- _WRITTEN EXERCISE_
Reproduce all the entries precisely.

● ● ● ● ● ● ●

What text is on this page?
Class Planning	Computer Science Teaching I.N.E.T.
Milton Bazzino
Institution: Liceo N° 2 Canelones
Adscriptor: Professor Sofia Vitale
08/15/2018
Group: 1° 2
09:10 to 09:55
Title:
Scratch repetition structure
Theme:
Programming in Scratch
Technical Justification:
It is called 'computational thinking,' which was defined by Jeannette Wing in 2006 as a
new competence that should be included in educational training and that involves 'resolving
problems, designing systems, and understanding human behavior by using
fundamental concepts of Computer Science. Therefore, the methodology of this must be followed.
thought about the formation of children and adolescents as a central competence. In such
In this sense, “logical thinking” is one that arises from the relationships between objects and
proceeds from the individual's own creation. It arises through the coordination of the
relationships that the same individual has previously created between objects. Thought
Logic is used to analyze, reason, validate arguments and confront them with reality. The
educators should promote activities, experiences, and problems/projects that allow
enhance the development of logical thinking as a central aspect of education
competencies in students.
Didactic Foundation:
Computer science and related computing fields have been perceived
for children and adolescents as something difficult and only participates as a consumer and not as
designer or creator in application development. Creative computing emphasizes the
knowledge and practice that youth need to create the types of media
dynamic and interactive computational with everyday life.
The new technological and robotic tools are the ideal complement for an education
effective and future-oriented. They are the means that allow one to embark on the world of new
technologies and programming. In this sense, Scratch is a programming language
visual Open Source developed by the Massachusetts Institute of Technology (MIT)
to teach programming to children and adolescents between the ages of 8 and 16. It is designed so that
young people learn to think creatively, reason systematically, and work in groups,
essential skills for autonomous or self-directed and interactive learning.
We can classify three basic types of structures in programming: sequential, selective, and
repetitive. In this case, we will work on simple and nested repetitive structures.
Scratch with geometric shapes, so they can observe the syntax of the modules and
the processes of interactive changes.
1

● ● ● ● ● ● ●

- _EXERCISE SOLUTION_
What text is on this page?
Class Planning	Computer Science Teaching I.N.E.T.
Milton Bazzino
Institution: Liceo N° 2 Canelones
Adscriptor: Professor Sofia Vitale
08/15/2018
Group: 1° 2
09:10 to 09:55
Title:
Scratch repetition structure
Theme:
Programming in Scratch
Technical Justification:
It is called 'computational thinking,' which was defined by Jeannette Wing in 2006 as a
new competence that should be included in educational training and that involves 'resolving
problems, designing systems, and understanding human behavior by using
fundamental concepts of Computer Science. Therefore, the methodology of this must be followed.
thought about the formation of children and adolescents as a central competence. In such
In this sense, “logical thinking” is one that arises from the relationships between objects and
proceeds from the individual's own creation. It arises through the coordination of the
relationships that the same individual has previously created between objects. Thought
Logic is used to analyze, reason, validate arguments and confront them with reality. The
educators should promote activities, experiences, and problems/projects that allow
enhance the development of logical thinking as a central aspect of education
competencies in students.
Didactic Foundation:
Computer science and related computing fields have been perceived
for children and adolescents as something difficult and only participates as a consumer and not as
designer or creator in application development. Creative computing emphasizes the
knowledge and practice that youth need to create the types of media
dynamic and interactive computational with everyday life.
The new technological and robotic tools are the ideal complement for an education
effective and future-oriented. They are the means that allow one to embark on the world of new
technologies and programming. In this sense, Scratch is a programming language
visual Open Source developed by the Massachusetts Institute of Technology (MIT)
to teach programming to children and adolescents between the ages of 8 and 16. It is designed so that
young people learn to think creatively, reason systematically, and work in groups,
essential skills for autonomous or self-directed and interactive learning.
We can classify three basic types of structures in programming: sequential, selective, and
repetitive. In this case, we will work on simple and nested repetitive structures.
Scratch with geometric shapes, so they can observe the syntax of the modules and
the processes of interactive changes.
1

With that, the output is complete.